▸ What is needed
Copy all the entries below exactly, but not the pictures.

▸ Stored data
— begin —
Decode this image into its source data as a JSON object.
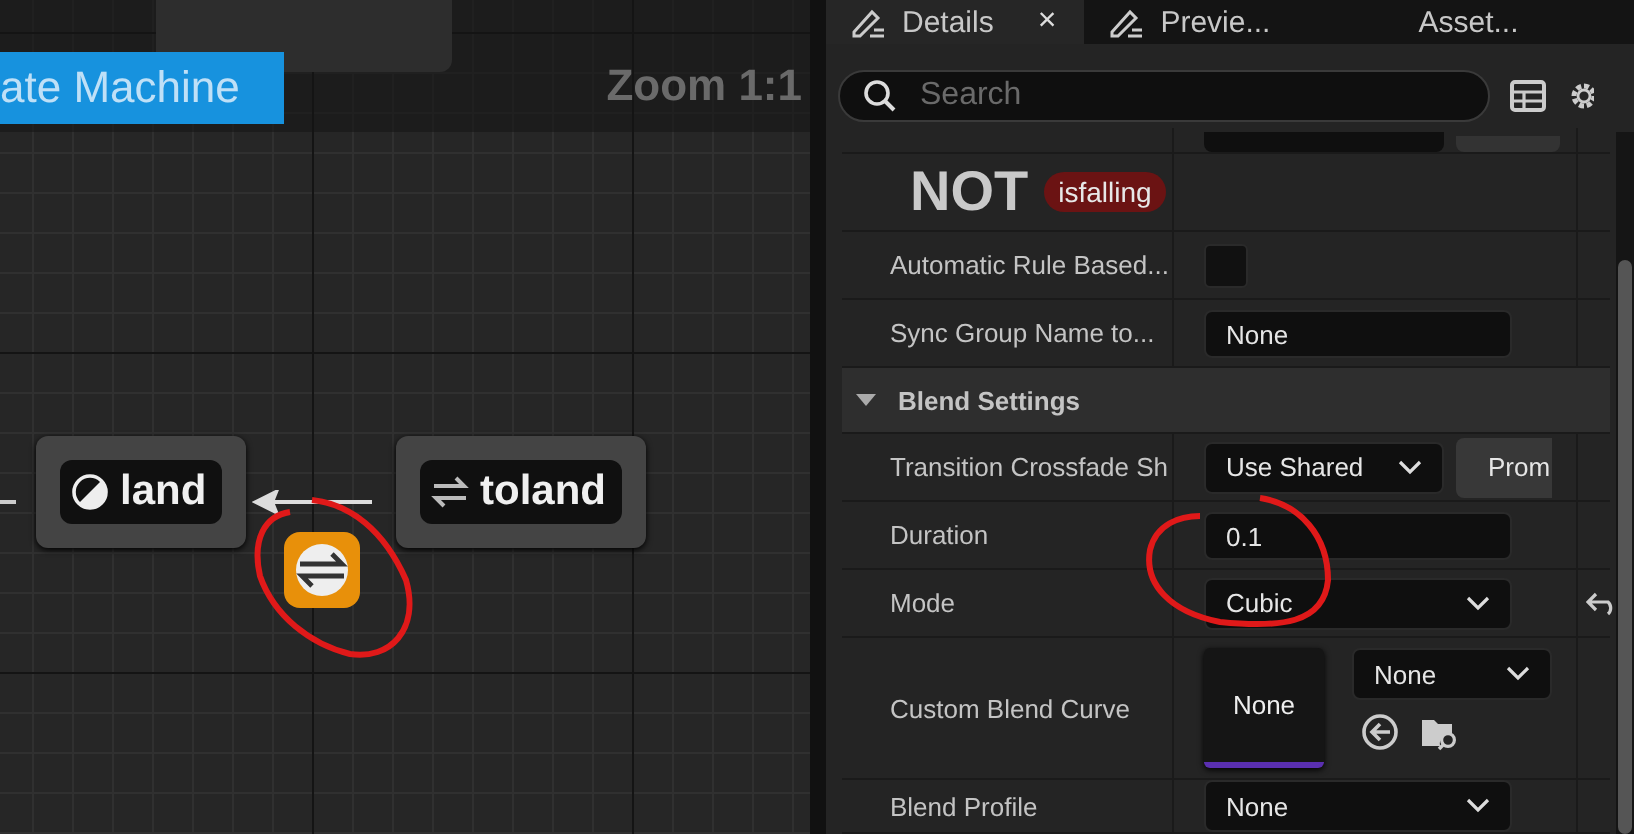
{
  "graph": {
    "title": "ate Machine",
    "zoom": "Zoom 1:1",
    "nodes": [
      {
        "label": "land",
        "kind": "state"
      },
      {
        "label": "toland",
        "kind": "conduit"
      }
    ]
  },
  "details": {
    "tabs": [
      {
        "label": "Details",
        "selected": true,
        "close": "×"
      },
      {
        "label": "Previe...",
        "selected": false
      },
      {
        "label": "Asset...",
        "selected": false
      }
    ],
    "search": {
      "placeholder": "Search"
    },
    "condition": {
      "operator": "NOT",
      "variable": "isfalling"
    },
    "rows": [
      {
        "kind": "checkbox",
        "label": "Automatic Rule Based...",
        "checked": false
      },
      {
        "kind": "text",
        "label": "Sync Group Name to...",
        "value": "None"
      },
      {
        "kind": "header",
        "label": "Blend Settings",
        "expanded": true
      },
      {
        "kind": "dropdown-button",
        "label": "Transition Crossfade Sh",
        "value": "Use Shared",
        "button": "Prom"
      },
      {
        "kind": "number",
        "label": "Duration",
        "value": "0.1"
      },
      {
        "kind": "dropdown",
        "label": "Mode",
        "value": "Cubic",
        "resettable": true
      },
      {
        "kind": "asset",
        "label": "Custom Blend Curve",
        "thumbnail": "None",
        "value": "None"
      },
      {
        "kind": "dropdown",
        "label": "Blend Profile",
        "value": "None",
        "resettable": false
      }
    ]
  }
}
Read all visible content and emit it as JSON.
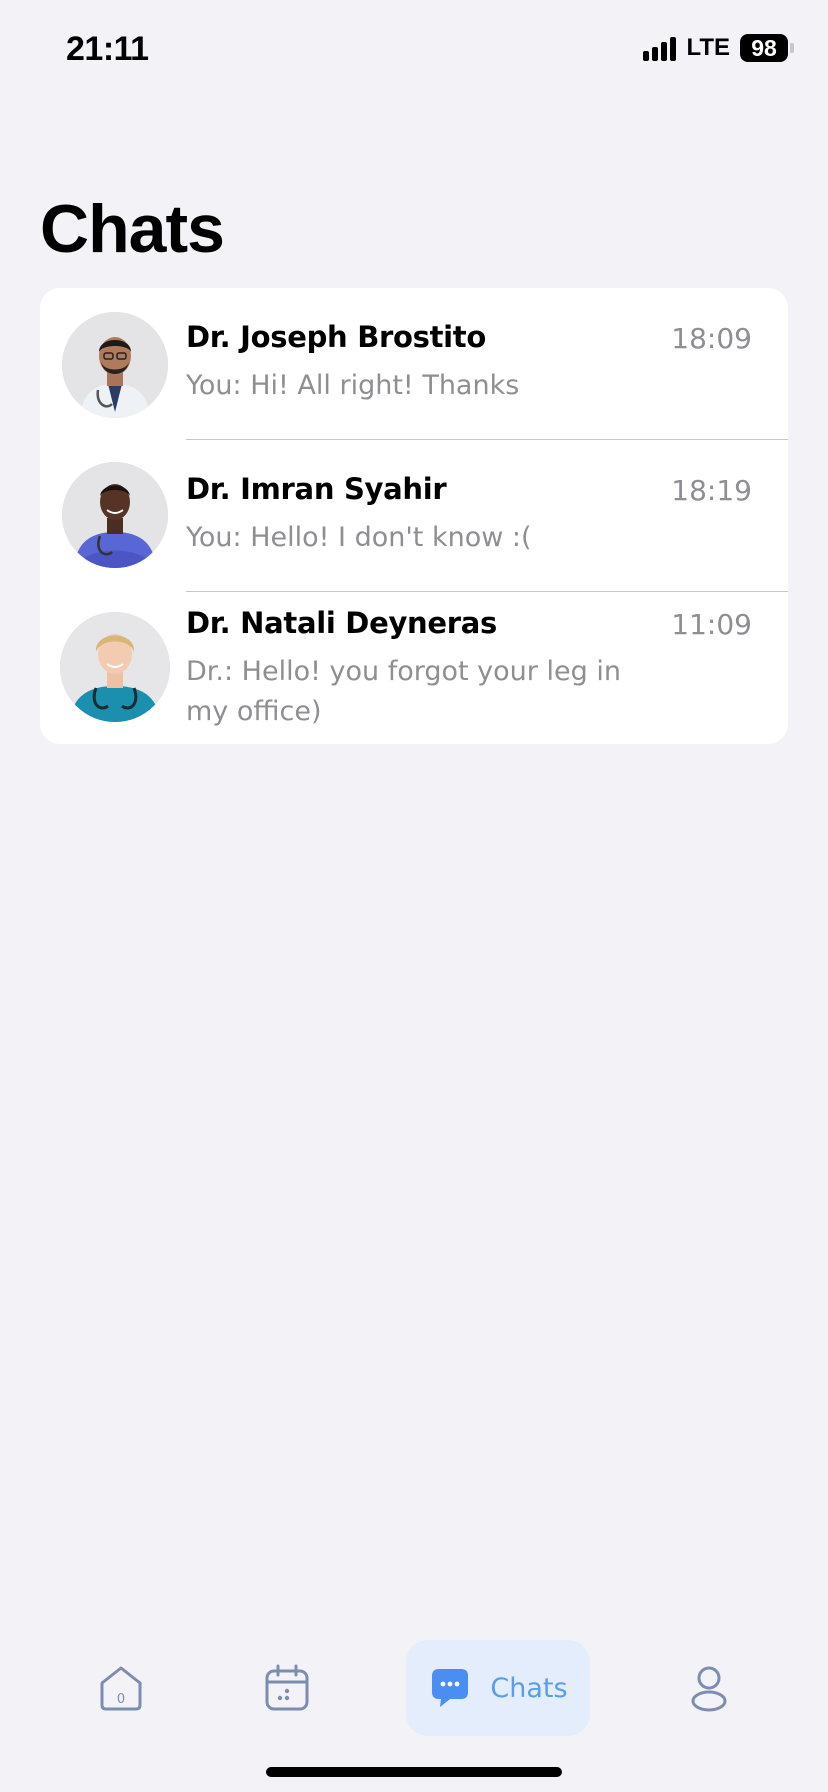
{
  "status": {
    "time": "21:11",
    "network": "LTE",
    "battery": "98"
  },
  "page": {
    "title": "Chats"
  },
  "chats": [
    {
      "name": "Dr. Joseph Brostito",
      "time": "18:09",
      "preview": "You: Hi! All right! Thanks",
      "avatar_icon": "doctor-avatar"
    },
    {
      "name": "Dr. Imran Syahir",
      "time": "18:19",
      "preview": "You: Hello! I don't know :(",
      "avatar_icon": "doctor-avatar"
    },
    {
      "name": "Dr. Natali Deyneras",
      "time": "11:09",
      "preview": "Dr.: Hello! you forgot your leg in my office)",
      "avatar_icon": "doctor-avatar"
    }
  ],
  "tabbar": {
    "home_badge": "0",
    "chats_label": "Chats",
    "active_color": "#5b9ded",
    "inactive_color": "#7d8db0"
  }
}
— end —
▸ Answer to the task
Decode this image into its source data as a JSON object.
{
  "graph": {
    "title": "ate Machine",
    "zoom": "Zoom 1:1",
    "nodes": [
      {
        "label": "land",
        "kind": "state"
      },
      {
        "label": "toland",
        "kind": "conduit"
      }
    ]
  },
  "details": {
    "tabs": [
      {
        "label": "Details",
        "selected": true,
        "close": "×"
      },
      {
        "label": "Previe...",
        "selected": false
      },
      {
        "label": "Asset...",
        "selected": false
      }
    ],
    "search": {
      "placeholder": "Search"
    },
    "condition": {
      "operator": "NOT",
      "variable": "isfalling"
    },
    "rows": [
      {
        "kind": "checkbox",
        "label": "Automatic Rule Based...",
        "checked": false
      },
      {
        "kind": "text",
        "label": "Sync Group Name to...",
        "value": "None"
      },
      {
        "kind": "header",
        "label": "Blend Settings",
        "expanded": true
      },
      {
        "kind": "dropdown-button",
        "label": "Transition Crossfade Sh",
        "value": "Use Shared",
        "button": "Prom"
      },
      {
        "kind": "number",
        "label": "Duration",
        "value": "0.1"
      },
      {
        "kind": "dropdown",
        "label": "Mode",
        "value": "Cubic",
        "resettable": true
      },
      {
        "kind": "asset",
        "label": "Custom Blend Curve",
        "thumbnail": "None",
        "value": "None"
      },
      {
        "kind": "dropdown",
        "label": "Blend Profile",
        "value": "None",
        "resettable": false
      }
    ]
  }
}
Read all visible content and emit it as JSON.
{
  "status": {
    "time": "21:11",
    "network": "LTE",
    "battery": "98"
  },
  "page": {
    "title": "Chats"
  },
  "chats": [
    {
      "name": "Dr. Joseph Brostito",
      "time": "18:09",
      "preview": "You: Hi! All right! Thanks",
      "avatar_icon": "doctor-avatar"
    },
    {
      "name": "Dr. Imran Syahir",
      "time": "18:19",
      "preview": "You: Hello! I don't know :(",
      "avatar_icon": "doctor-avatar"
    },
    {
      "name": "Dr. Natali Deyneras",
      "time": "11:09",
      "preview": "Dr.: Hello! you forgot your leg in my office)",
      "avatar_icon": "doctor-avatar"
    }
  ],
  "tabbar": {
    "home_badge": "0",
    "chats_label": "Chats",
    "active_color": "#5b9ded",
    "inactive_color": "#7d8db0"
  }
}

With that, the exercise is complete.